→ Set task:
From the material below, list every line containing "relative".

[Excerpt from a dataset]
** begin **
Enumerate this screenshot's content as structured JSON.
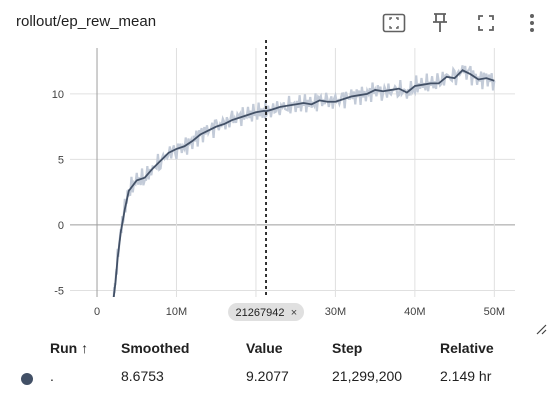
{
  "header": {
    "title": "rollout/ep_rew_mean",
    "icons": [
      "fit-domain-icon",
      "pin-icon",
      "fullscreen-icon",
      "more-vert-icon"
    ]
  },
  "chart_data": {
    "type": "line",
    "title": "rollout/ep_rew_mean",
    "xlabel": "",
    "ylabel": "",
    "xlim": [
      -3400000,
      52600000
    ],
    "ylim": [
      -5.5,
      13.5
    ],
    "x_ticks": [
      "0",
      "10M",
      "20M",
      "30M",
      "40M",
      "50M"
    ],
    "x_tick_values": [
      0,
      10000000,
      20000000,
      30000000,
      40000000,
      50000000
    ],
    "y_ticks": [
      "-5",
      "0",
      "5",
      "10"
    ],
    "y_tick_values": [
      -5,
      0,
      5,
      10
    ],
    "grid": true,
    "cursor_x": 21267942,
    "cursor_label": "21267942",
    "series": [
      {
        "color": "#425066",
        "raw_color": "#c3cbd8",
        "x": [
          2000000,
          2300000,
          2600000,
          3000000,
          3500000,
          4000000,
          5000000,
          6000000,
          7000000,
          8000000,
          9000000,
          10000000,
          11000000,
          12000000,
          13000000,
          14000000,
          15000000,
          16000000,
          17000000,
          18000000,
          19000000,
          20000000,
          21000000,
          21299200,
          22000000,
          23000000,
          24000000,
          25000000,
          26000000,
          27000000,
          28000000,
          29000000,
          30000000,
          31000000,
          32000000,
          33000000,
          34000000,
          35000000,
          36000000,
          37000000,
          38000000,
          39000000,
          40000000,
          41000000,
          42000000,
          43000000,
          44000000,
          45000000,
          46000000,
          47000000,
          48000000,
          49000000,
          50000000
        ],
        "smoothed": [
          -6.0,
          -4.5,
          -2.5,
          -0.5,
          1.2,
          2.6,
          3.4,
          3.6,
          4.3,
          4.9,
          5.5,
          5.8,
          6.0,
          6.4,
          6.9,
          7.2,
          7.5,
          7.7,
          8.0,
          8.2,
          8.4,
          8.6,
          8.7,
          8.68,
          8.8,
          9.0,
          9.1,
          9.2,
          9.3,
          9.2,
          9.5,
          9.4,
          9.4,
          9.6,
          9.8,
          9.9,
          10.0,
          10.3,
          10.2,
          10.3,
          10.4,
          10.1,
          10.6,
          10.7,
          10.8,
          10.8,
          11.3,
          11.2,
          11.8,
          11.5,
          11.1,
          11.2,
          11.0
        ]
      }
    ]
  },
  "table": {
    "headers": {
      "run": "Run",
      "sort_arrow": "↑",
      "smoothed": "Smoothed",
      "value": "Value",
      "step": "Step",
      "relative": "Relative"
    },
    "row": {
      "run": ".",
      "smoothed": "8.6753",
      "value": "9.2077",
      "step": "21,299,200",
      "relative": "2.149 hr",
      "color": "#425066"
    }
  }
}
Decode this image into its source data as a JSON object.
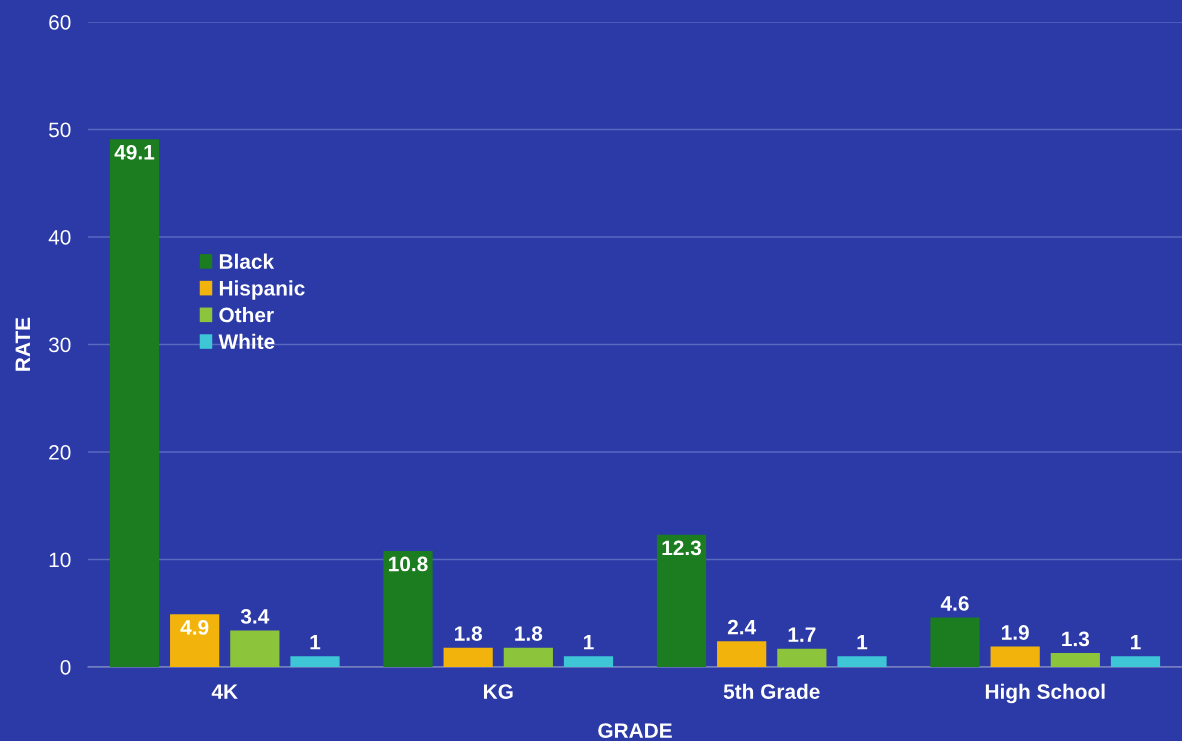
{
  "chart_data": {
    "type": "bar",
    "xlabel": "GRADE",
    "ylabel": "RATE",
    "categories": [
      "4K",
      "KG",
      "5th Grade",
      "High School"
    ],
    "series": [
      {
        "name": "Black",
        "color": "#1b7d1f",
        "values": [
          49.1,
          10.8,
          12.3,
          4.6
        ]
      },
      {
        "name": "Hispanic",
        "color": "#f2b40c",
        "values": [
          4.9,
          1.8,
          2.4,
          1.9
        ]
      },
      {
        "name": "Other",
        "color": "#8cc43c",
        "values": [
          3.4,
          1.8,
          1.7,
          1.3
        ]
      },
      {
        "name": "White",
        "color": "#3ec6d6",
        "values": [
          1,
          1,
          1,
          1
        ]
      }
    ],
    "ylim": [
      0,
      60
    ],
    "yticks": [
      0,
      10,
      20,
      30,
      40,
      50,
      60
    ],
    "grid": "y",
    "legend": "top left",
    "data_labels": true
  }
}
** end **
** begin **
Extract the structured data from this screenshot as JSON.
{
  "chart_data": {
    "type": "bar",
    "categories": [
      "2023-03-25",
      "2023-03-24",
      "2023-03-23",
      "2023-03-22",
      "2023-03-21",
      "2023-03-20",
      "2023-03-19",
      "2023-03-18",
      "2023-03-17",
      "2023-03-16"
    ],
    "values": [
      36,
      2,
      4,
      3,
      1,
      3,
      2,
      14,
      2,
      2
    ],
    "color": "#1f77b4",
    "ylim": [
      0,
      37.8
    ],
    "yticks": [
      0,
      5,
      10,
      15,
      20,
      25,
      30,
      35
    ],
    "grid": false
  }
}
** end **
→ Worked answer:
      "relative": "Relative"
      "relative": "2.149 hr",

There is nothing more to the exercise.